Exercise description
Copy out every record below, word for word.

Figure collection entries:
::::::::::
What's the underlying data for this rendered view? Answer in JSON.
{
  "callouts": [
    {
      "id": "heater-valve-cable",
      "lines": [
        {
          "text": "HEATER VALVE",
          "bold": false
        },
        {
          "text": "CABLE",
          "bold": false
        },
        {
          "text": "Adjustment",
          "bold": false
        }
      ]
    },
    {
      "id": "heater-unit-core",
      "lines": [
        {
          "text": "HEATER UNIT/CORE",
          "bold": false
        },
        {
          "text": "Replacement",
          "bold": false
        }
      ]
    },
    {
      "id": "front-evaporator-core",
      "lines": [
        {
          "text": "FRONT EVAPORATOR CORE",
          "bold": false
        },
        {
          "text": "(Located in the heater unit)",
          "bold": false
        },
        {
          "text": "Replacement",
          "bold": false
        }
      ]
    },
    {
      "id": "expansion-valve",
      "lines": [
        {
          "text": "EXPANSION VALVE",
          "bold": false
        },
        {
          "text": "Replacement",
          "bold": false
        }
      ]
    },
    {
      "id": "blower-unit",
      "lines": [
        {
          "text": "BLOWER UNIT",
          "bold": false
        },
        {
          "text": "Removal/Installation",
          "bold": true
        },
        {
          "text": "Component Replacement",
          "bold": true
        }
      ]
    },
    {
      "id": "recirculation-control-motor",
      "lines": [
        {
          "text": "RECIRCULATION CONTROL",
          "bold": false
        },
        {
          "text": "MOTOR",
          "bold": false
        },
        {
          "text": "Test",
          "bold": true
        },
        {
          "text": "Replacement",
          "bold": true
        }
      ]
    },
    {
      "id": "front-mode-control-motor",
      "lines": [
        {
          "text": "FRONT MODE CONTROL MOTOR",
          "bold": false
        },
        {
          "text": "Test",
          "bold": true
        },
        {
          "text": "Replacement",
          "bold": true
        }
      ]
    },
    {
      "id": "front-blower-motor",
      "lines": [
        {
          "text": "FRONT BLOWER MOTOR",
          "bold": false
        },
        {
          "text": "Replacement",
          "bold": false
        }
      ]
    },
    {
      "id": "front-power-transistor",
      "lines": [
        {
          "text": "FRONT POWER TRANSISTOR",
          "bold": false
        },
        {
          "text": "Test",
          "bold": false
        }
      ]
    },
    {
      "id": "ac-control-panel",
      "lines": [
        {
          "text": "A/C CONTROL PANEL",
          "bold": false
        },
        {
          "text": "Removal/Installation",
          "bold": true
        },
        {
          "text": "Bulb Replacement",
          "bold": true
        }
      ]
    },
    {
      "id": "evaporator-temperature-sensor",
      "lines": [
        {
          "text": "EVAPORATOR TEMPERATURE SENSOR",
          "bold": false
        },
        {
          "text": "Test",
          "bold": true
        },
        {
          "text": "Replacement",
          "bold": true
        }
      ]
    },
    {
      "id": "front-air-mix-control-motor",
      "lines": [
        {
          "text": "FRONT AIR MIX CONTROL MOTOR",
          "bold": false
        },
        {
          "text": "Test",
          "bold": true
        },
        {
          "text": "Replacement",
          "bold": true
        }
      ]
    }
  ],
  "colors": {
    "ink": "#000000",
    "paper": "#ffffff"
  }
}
::::::::::
Right answer
What's the underlying data for this rendered view? Answer in JSON.
{
  "callouts": [
    {
      "id": "heater-valve-cable",
      "lines": [
        {
          "text": "HEATER VALVE",
          "bold": false
        },
        {
          "text": "CABLE",
          "bold": false
        },
        {
          "text": "Adjustment",
          "bold": false
        }
      ]
    },
    {
      "id": "heater-unit-core",
      "lines": [
        {
          "text": "HEATER UNIT/CORE",
          "bold": false
        },
        {
          "text": "Replacement",
          "bold": false
        }
      ]
    },
    {
      "id": "front-evaporator-core",
      "lines": [
        {
          "text": "FRONT EVAPORATOR CORE",
          "bold": false
        },
        {
          "text": "(Located in the heater unit)",
          "bold": false
        },
        {
          "text": "Replacement",
          "bold": false
        }
      ]
    },
    {
      "id": "expansion-valve",
      "lines": [
        {
          "text": "EXPANSION VALVE",
          "bold": false
        },
        {
          "text": "Replacement",
          "bold": false
        }
      ]
    },
    {
      "id": "blower-unit",
      "lines": [
        {
          "text": "BLOWER UNIT",
          "bold": false
        },
        {
          "text": "Removal/Installation",
          "bold": true
        },
        {
          "text": "Component Replacement",
          "bold": true
        }
      ]
    },
    {
      "id": "recirculation-control-motor",
      "lines": [
        {
          "text": "RECIRCULATION CONTROL",
          "bold": false
        },
        {
          "text": "MOTOR",
          "bold": false
        },
        {
          "text": "Test",
          "bold": true
        },
        {
          "text": "Replacement",
          "bold": true
        }
      ]
    },
    {
      "id": "front-mode-control-motor",
      "lines": [
        {
          "text": "FRONT MODE CONTROL MOTOR",
          "bold": false
        },
        {
          "text": "Test",
          "bold": true
        },
        {
          "text": "Replacement",
          "bold": true
        }
      ]
    },
    {
      "id": "front-blower-motor",
      "lines": [
        {
          "text": "FRONT BLOWER MOTOR",
          "bold": false
        },
        {
          "text": "Replacement",
          "bold": false
        }
      ]
    },
    {
      "id": "front-power-transistor",
      "lines": [
        {
          "text": "FRONT POWER TRANSISTOR",
          "bold": false
        },
        {
          "text": "Test",
          "bold": false
        }
      ]
    },
    {
      "id": "ac-control-panel",
      "lines": [
        {
          "text": "A/C CONTROL PANEL",
          "bold": false
        },
        {
          "text": "Removal/Installation",
          "bold": true
        },
        {
          "text": "Bulb Replacement",
          "bold": true
        }
      ]
    },
    {
      "id": "evaporator-temperature-sensor",
      "lines": [
        {
          "text": "EVAPORATOR TEMPERATURE SENSOR",
          "bold": false
        },
        {
          "text": "Test",
          "bold": true
        },
        {
          "text": "Replacement",
          "bold": true
        }
      ]
    },
    {
      "id": "front-air-mix-control-motor",
      "lines": [
        {
          "text": "FRONT AIR MIX CONTROL MOTOR",
          "bold": false
        },
        {
          "text": "Test",
          "bold": true
        },
        {
          "text": "Replacement",
          "bold": true
        }
      ]
    }
  ],
  "colors": {
    "ink": "#000000",
    "paper": "#ffffff"
  }
}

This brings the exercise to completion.